Tuesday 3 September 2013

Top Ten Paintings - Answers

Having been taken to task for my tardiness in supplying the answers (apologies), here are the answers to Fridays paintings.

 
Scottish artist James Cowie, and his enigmatic and mysterious A Portrait Group of 1933/40.  It's in the National Gallery of Scotland in Edinburgh.

The painting originally featured portrait of four pupils from Bellshill Academy, where Cowie taught until 1935.  He then extensively repainted the figures in 1940.  With portraits, he started with the eyes, as the artist felt that these were the most important aspect of the figure, giving an insight into the character.  

I like this painting because of its ambiguity - you can't tell what the relationship is between the sitters, or where they are exactly, or what is going on.  It's everyday, but mythical - a bird flies in, steam or smoke rises from behind the hedge as if a train has passed by,m and is that washing or drapery fluttering down from the top of the painting?  Meanwhilre, a rider on a horse gallops past on the right, like a figure from a fairy tale.  

The sitters are in a shallow space as if on a stage, and yet beyond the hedge, the very Scottish landscape stretches far off into the distance.  The sitters are all crammed together, like a shuffled pack of cards, and yet beyond the hedge, there seems to be excitement and adventure and possibility - so near and yet so far.  There's a real sense of yearning, of magic realism about the painting.


This is Andy Warhol's huge screenprint Orange Car Crash Fourteen Times.  It was made in 1963 and is in the Museum of Modern Art in New York.  Fifty years old, but fresh as a daisy.

I love it because the repeat of the screenprint fades and becomes indistinct, meaning it is hard to make out the horror of the image of the car crash that has been taken from the newspaper photograph.  On the second panel, it is just a blank, as if time has eroded the scene and made everything calm.  I find it a really powerful piece.  

However, before getting too carried away with reading things into it, one should bear in mind what Warhol said of the two canvasses.  

Andy was quizzed as to how the work should be displayed.   What was the correct way to hang the printed half and the blank half? 

"The two are designed to hang together however the owner wants." shrugged Andy.   

And why create a piece using a printed part and a blank part?  Warhol replied drily "It just makes them bigger and mainly makes them cost more."  

Because Warhol was a smart guy who was self-aware enough to realise that his paintings about consumerism would ironically become the ultimate consumer objects themselves.  Consumerism would consume them.  

Andy, I love your style.

Now, this piece wasn't in the Guggenheim in New York last time I was there, but somewhere in its collection (because I've seen it there before) is Robert Rauschenberg's Untitled (Red Painting) of 1953.

Obviously, it's a little difficult for this little image to convey the impact of the piece, which is why you really always need to see real art in situ.

### Dataset rows
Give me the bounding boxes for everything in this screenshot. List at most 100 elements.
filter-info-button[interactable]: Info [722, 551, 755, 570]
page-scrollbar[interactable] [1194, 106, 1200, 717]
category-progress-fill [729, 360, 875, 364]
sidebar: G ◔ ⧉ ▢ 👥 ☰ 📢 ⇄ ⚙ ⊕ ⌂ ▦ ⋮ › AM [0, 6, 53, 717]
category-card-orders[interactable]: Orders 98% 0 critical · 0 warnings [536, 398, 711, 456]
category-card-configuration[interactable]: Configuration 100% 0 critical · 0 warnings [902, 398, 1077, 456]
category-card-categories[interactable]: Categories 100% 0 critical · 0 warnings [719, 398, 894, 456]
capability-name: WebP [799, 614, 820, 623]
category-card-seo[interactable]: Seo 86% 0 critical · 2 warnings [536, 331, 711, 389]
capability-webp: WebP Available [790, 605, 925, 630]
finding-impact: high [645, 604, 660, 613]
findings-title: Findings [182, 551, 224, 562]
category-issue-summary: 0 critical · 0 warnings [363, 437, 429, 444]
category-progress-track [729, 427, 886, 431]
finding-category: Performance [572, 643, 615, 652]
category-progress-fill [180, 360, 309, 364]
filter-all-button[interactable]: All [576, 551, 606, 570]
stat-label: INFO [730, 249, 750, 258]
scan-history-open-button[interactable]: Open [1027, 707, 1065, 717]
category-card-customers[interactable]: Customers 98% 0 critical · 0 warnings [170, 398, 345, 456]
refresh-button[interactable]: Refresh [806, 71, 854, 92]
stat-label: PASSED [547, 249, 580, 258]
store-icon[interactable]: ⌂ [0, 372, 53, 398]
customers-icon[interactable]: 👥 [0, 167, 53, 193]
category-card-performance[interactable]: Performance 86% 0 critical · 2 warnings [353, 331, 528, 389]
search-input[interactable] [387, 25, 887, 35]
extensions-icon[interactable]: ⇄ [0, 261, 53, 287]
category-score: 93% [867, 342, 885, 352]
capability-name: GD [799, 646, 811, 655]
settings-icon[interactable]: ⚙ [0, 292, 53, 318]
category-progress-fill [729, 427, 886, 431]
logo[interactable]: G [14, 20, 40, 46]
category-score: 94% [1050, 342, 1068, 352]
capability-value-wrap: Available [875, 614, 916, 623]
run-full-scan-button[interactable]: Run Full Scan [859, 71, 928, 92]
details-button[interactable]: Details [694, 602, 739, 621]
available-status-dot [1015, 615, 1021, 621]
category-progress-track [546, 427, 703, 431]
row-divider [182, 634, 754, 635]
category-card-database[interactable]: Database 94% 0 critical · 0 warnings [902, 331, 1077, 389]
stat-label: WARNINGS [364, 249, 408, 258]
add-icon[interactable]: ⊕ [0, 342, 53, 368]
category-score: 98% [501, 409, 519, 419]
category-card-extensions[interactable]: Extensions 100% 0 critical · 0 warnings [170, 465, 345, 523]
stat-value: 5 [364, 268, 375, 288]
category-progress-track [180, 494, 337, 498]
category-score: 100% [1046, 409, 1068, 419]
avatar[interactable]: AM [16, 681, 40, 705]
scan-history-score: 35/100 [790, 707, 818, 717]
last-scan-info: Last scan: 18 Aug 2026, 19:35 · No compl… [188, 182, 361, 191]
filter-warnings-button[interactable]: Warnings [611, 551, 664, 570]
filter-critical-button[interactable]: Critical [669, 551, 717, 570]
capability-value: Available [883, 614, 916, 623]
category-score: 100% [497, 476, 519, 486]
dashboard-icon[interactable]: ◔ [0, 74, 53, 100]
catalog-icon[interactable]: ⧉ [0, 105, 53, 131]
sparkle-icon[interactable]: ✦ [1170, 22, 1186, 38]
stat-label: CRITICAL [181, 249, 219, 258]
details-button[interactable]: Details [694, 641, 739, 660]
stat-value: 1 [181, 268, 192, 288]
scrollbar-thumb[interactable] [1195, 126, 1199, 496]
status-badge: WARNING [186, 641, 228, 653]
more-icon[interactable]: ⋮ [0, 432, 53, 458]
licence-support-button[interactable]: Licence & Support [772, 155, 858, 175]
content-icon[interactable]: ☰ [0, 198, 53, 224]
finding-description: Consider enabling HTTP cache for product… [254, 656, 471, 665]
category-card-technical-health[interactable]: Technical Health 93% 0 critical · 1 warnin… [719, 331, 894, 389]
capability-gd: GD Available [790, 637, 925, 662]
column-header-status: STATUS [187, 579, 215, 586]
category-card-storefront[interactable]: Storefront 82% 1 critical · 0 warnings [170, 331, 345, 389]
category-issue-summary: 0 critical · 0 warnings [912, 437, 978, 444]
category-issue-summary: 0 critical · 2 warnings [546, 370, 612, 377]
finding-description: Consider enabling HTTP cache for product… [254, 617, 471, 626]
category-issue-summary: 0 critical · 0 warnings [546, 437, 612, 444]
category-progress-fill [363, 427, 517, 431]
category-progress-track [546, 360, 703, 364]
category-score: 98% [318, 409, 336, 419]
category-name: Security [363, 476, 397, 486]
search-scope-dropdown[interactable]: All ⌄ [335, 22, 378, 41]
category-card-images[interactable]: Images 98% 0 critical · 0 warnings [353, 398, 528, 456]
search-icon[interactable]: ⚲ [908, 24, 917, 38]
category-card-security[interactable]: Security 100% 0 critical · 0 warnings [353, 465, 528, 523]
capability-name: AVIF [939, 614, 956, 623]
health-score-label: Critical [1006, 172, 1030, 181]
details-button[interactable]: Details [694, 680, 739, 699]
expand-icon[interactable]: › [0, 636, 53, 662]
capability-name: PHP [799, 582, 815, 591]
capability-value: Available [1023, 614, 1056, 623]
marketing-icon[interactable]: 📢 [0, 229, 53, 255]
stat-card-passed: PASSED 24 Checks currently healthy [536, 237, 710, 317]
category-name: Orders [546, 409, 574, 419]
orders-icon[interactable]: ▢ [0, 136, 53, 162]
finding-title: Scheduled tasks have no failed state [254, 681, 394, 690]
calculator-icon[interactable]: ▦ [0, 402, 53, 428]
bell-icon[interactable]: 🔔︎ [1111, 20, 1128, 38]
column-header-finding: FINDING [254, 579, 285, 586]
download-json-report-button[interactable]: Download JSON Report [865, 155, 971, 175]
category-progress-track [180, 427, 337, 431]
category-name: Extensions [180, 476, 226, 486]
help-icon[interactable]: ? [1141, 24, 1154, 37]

### Problems and tasks
[1] Rewrite the post from "Andy was quizzed" through "would consume them.", changing "Warhol" to "the artist" throughout that stretch.
[2] According to the post, in what year did Cowie extensively repaint the figures in A Portrait Group?
The listing is not needed for this work.

### Exercise results
[1]
Andy was quizzed as to how the work should be displayed.   What was the correct way to hang the printed half and the blank half? 

"The two are designed to hang together however the owner wants." shrugged Andy.   

And why create a piece using a printed part and a blank part?  the artist replied drily "It just makes them bigger and mainly makes them cost more."  

Because the artist was a smart guy who was self-aware enough to realise that his paintings about consumerism would ironically become the ultimate consumer objects themselves.  Consumerism would consume them.

[2] 1940